* WHAT IS NEEDED
Transcribe everything in the data word for word. Pictures are left out.

>> Begin THE INPUT

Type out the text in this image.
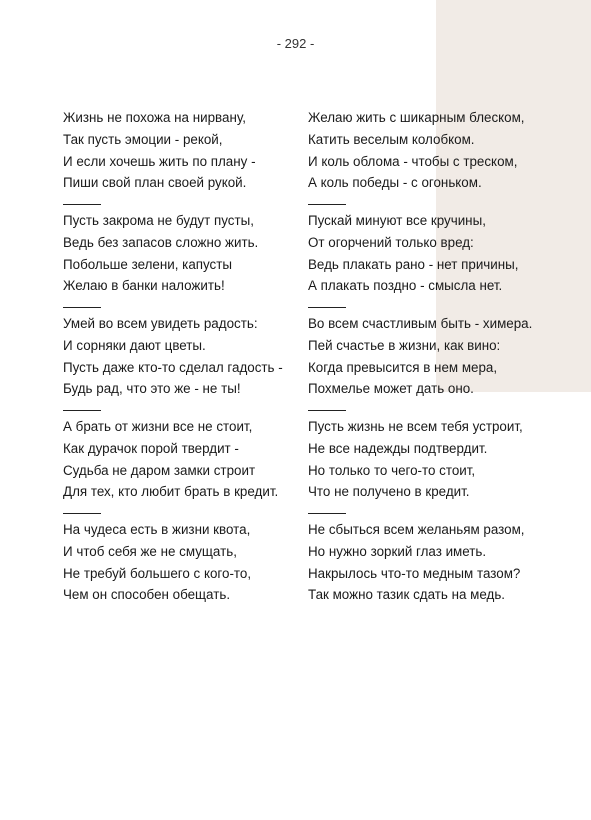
- 292 -
Жизнь не похожа на нирвану,
Так пусть эмоции - рекой,
И если хочешь жить по плану -
Пиши свой план своей рукой.
Пусть закрома не будут пусты,
Ведь без запасов сложно жить.
Побольше зелени, капусты
Желаю в банки наложить!
Умей во всем увидеть радость:
И сорняки дают цветы.
Пусть даже кто-то сделал гадость -
Будь рад, что это же - не ты!
А брать от жизни все не стоит,
Как дурачок порой твердит -
Судьба не даром замки строит
Для тех, кто любит брать в кредит.
На чудеса есть в жизни квота,
И чтоб себя же не смущать,
Не требуй большего с кого-то,
Чем он способен обещать.
Желаю жить с шикарным блеском,
Катить веселым колобком.
И коль облома - чтобы с треском,
А коль победы - с огоньком.
Пускай минуют все кручины,
От огорчений только вред:
Ведь плакать рано - нет причины,
А плакать поздно - смысла нет.
Во всем счастливым быть - химера.
Пей счастье в жизни, как вино:
Когда превысится в нем мера,
Похмелье может дать оно.
Пусть жизнь не всем тебя устроит,
Не все надежды подтвердит.
Но только то чего-то стоит,
Что не получено в кредит.
Не сбыться всем желаньям разом,
Но нужно зоркий глаз иметь.
Накрылось что-то медным тазом?
Так можно тазик сдать на медь.
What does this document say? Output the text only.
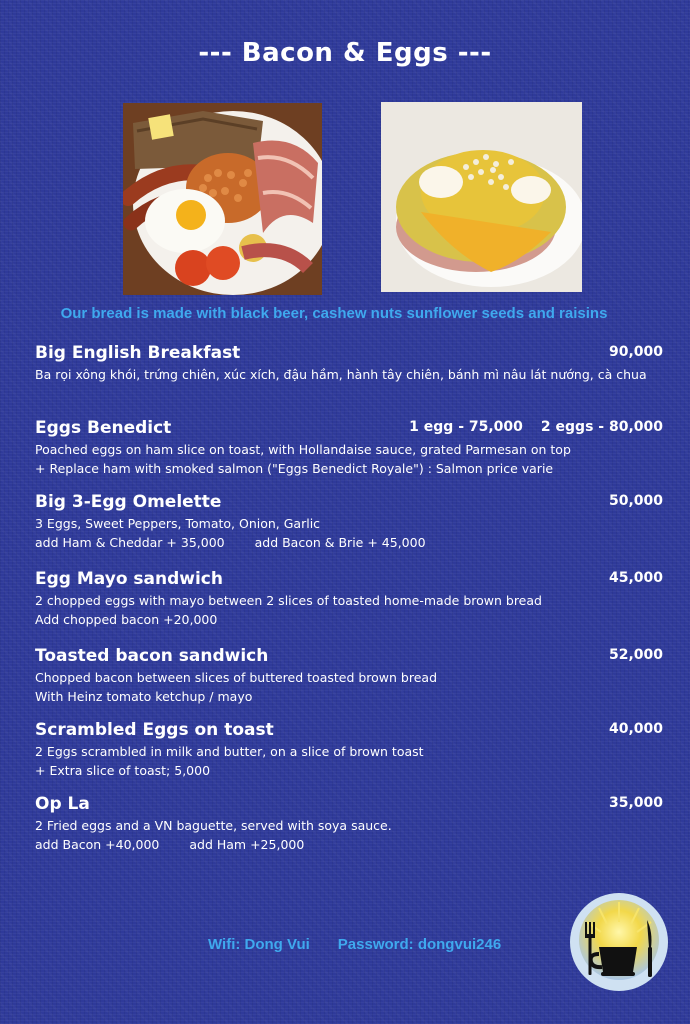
--- Bacon & Eggs ---
Our bread is made with black beer, cashew nuts sunflower seeds and raisins
Big English Breakfast	90,000
Ba rọi xông khói, trứng chiên, xúc xích, đậu hầm, hành tây chiên, bánh mì nâu lát nướng, cà chua
Eggs Benedict	1 egg - 75,000 2 eggs - 80,000
Poached eggs on ham slice on toast, with Hollandaise sauce, grated Parmesan on top
+ Replace ham with smoked salmon ("Eggs Benedict Royale") : Salmon price varie
Big 3-Egg Omelette	50,000
3 Eggs, Sweet Peppers, Tomato, Onion, Garlic
add Ham & Cheddar + 35,000 add Bacon & Brie + 45,000
Egg Mayo sandwich	45,000
2 chopped eggs with mayo between 2 slices of toasted home-made brown bread
Add chopped bacon +20,000
Toasted bacon sandwich	52,000
Chopped bacon between slices of buttered toasted brown bread
With Heinz tomato ketchup / mayo
Scrambled Eggs on toast	40,000
2 Eggs scrambled in milk and butter, on a slice of brown toast
+ Extra slice of toast; 5,000
Op La	35,000
2 Fried eggs and a VN baguette, served with soya sauce.
add Bacon +40,000 add Ham +25,000
Wifi: Dong Vui Password: dongvui246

>> End THE INPUT

* THE ANSWER
Type out the text in this image.
- 292 -
Жизнь не похожа на нирвану,
Так пусть эмоции - рекой,
И если хочешь жить по плану -
Пиши свой план своей рукой.
Пусть закрома не будут пусты,
Ведь без запасов сложно жить.
Побольше зелени, капусты
Желаю в банки наложить!
Умей во всем увидеть радость:
И сорняки дают цветы.
Пусть даже кто-то сделал гадость -
Будь рад, что это же - не ты!
А брать от жизни все не стоит,
Как дурачок порой твердит -
Судьба не даром замки строит
Для тех, кто любит брать в кредит.
На чудеса есть в жизни квота,
И чтоб себя же не смущать,
Не требуй большего с кого-то,
Чем он способен обещать.
Желаю жить с шикарным блеском,
Катить веселым колобком.
И коль облома - чтобы с треском,
А коль победы - с огоньком.
Пускай минуют все кручины,
От огорчений только вред:
Ведь плакать рано - нет причины,
А плакать поздно - смысла нет.
Во всем счастливым быть - химера.
Пей счастье в жизни, как вино:
Когда превысится в нем мера,
Похмелье может дать оно.
Пусть жизнь не всем тебя устроит,
Не все надежды подтвердит.
Но только то чего-то стоит,
Что не получено в кредит.
Не сбыться всем желаньям разом,
Но нужно зоркий глаз иметь.
Накрылось что-то медным тазом?
Так можно тазик сдать на медь.
What does this document say? Output the text only.
--- Bacon & Eggs ---
Our bread is made with black beer, cashew nuts sunflower seeds and raisins
Big English Breakfast	90,000
Ba rọi xông khói, trứng chiên, xúc xích, đậu hầm, hành tây chiên, bánh mì nâu lát nướng, cà chua
Eggs Benedict	1 egg - 75,000 2 eggs - 80,000
Poached eggs on ham slice on toast, with Hollandaise sauce, grated Parmesan on top
+ Replace ham with smoked salmon ("Eggs Benedict Royale") : Salmon price varie
Big 3-Egg Omelette	50,000
3 Eggs, Sweet Peppers, Tomato, Onion, Garlic
add Ham & Cheddar + 35,000 add Bacon & Brie + 45,000
Egg Mayo sandwich	45,000
2 chopped eggs with mayo between 2 slices of toasted home-made brown bread
Add chopped bacon +20,000
Toasted bacon sandwich	52,000
Chopped bacon between slices of buttered toasted brown bread
With Heinz tomato ketchup / mayo
Scrambled Eggs on toast	40,000
2 Eggs scrambled in milk and butter, on a slice of brown toast
+ Extra slice of toast; 5,000
Op La	35,000
2 Fried eggs and a VN baguette, served with soya sauce.
add Bacon +40,000 add Ham +25,000
Wifi: Dong Vui Password: dongvui246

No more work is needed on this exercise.